### Task to complete
Everything from the line holding "Output the underlying" through the last line below must be repeated exactly, and nothing else.

[Dataset rows about figures]
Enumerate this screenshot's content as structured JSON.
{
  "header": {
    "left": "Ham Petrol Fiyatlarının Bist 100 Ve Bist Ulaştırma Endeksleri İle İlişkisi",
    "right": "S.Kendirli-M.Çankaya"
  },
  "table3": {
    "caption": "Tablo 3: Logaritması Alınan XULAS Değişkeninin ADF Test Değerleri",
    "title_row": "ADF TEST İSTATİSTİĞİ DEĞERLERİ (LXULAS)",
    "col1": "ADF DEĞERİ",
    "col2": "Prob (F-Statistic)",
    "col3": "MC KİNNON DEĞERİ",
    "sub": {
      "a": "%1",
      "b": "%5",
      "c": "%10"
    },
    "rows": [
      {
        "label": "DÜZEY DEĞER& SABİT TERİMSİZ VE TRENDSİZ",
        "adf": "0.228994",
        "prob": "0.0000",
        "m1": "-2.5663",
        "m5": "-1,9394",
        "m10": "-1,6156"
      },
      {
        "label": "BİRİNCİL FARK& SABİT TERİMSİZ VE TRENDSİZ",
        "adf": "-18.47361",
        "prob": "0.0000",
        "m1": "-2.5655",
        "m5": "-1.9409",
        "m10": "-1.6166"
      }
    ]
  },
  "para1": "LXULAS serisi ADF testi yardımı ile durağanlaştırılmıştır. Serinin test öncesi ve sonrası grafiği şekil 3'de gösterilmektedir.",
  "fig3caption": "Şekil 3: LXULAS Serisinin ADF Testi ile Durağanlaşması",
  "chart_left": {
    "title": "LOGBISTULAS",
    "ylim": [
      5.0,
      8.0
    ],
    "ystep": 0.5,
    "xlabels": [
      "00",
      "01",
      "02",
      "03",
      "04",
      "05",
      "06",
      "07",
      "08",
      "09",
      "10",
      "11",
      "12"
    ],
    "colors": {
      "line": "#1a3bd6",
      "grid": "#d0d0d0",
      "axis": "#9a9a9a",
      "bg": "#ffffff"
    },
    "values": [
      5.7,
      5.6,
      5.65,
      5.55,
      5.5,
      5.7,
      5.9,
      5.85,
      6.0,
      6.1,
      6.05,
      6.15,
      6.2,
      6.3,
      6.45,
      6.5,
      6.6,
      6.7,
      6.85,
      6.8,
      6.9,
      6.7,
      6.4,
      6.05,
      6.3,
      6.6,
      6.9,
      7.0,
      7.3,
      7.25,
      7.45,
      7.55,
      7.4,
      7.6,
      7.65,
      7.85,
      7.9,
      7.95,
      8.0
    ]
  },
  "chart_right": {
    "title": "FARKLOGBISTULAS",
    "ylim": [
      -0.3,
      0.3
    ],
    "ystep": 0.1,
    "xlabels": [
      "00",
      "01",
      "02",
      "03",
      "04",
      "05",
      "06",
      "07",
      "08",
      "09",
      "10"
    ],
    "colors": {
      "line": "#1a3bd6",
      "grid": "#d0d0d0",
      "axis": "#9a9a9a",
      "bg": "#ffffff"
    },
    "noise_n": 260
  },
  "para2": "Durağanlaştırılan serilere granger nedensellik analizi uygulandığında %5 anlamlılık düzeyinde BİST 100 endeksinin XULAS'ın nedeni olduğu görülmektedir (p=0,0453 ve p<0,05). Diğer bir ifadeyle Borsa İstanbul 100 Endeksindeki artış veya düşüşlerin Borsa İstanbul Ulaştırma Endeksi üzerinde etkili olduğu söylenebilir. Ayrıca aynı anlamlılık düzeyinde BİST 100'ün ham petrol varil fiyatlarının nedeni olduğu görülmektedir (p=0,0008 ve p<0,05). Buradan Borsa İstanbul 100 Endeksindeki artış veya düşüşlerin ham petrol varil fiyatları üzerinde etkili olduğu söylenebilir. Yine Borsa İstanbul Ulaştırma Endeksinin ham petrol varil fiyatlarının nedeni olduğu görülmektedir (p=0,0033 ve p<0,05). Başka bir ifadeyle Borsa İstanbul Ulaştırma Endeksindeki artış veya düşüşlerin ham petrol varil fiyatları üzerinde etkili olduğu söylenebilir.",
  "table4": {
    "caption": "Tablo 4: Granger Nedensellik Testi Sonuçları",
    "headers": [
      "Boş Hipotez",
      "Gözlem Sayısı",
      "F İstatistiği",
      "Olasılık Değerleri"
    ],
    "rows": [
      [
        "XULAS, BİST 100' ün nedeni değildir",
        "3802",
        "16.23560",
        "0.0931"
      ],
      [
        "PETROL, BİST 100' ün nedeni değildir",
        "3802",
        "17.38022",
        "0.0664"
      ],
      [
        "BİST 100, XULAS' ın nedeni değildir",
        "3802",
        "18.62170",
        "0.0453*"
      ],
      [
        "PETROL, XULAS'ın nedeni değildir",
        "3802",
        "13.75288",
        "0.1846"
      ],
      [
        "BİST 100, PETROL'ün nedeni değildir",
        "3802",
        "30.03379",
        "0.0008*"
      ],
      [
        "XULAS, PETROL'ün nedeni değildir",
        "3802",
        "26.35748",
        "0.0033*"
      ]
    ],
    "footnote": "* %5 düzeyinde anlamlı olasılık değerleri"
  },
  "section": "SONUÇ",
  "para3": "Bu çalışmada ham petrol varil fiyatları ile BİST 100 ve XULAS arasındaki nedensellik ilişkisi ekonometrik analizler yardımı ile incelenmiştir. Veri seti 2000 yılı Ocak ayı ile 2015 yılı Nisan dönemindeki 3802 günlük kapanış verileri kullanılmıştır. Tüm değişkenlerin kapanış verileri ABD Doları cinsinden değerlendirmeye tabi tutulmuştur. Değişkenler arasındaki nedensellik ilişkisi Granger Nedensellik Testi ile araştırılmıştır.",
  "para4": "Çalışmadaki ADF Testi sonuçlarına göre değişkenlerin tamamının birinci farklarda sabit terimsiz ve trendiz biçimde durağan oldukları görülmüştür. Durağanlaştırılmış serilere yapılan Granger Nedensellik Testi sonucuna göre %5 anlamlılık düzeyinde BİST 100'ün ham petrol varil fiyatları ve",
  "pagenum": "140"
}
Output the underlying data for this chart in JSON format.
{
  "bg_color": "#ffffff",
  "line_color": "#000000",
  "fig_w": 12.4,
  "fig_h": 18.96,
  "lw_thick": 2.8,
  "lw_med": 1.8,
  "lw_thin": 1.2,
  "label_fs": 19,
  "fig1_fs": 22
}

### Task response
Output the underlying data for this chart in JSON format.
{
  "bg_color": "#ffffff",
  "line_color": "#000000",
  "fig_w": 12.4,
  "fig_h": 18.96,
  "lw_thick": 2.8,
  "lw_med": 1.8,
  "lw_thin": 1.2,
  "label_fs": 19,
  "fig1_fs": 22
}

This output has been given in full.